What you have to do:
Lines that contain "this" are to be counted; give only their number.

□ □ □ □ □ □ □

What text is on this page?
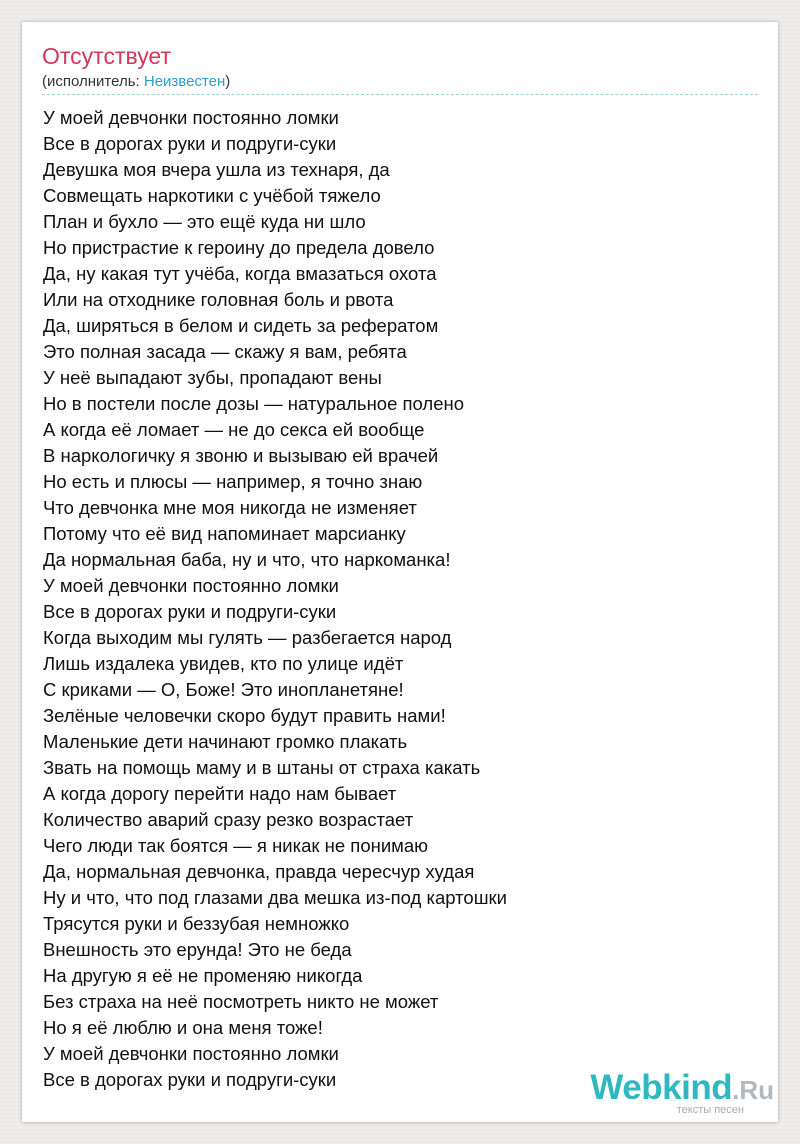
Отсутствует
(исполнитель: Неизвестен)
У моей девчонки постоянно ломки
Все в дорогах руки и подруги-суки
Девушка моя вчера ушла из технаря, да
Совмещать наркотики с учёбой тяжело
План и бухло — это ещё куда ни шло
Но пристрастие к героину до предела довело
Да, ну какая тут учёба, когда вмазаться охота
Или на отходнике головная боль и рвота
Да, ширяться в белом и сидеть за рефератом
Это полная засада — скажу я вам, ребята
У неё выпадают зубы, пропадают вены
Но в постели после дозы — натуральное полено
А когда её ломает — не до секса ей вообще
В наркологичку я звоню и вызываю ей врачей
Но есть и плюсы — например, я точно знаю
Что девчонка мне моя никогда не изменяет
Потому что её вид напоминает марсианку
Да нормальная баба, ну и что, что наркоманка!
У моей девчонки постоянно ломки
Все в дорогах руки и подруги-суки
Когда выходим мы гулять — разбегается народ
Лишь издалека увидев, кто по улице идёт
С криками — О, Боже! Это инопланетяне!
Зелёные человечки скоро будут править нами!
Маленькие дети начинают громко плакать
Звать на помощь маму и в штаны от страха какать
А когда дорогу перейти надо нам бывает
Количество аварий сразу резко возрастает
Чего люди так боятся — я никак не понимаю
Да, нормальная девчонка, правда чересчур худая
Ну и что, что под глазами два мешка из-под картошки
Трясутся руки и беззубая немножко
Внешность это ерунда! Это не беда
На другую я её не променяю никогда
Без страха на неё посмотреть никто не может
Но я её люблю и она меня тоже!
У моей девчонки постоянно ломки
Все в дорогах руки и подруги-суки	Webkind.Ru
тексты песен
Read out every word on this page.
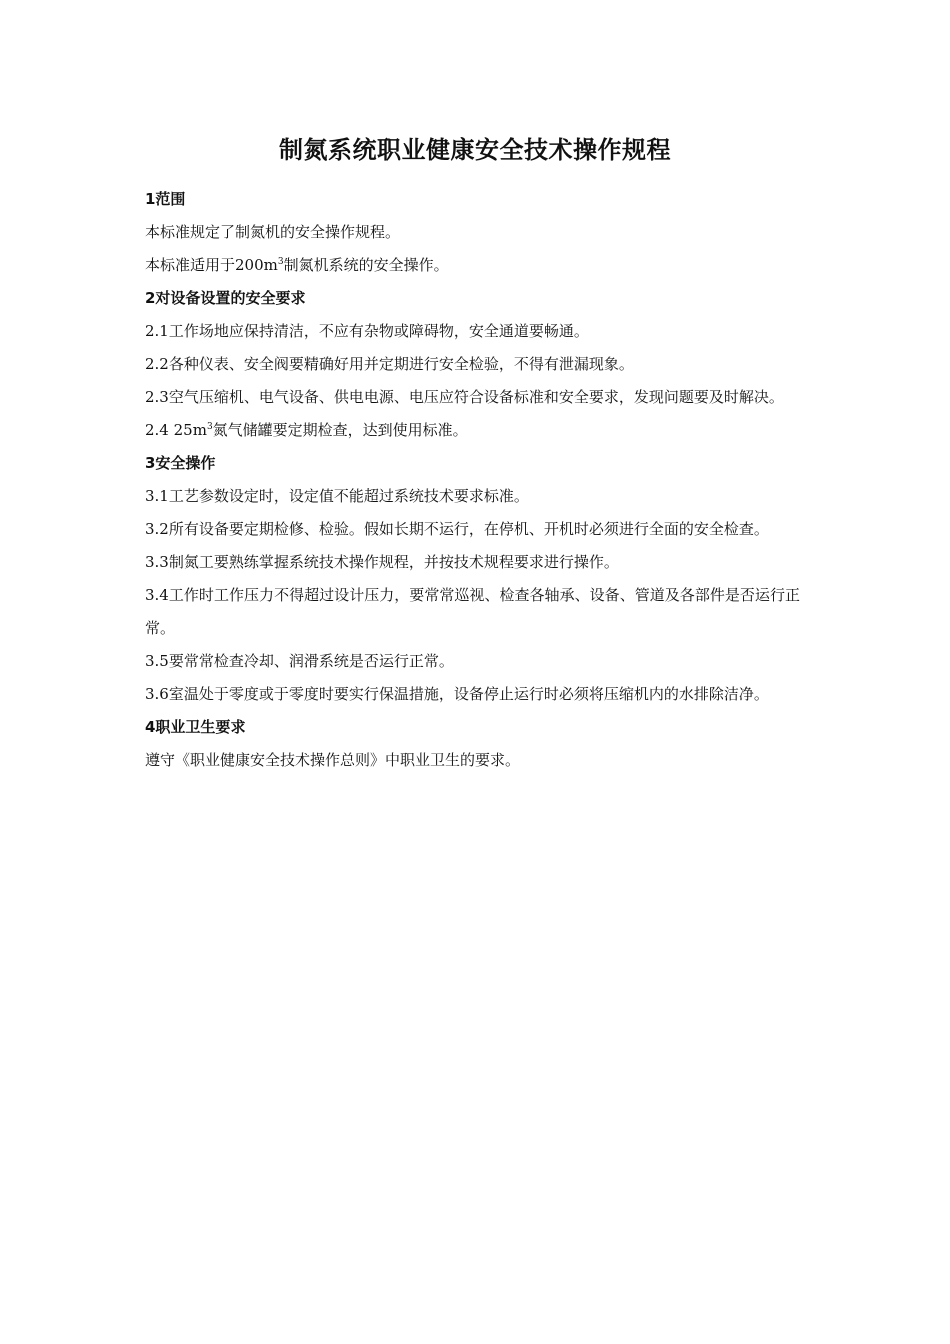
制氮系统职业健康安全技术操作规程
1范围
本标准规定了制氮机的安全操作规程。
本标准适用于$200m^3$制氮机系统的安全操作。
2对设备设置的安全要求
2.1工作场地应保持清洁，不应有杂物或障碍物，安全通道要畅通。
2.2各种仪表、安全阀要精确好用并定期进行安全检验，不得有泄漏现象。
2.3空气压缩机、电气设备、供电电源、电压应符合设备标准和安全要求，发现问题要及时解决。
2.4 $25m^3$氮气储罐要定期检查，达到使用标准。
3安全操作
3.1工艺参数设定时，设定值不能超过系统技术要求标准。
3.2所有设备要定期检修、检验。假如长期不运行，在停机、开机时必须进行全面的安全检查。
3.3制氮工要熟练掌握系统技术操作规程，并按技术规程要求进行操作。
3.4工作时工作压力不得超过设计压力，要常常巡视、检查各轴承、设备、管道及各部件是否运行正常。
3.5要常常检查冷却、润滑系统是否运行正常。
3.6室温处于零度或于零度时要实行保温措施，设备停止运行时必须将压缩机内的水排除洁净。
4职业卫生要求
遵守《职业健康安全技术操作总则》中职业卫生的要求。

□ □ □ □ □ □ □

Written answer:
2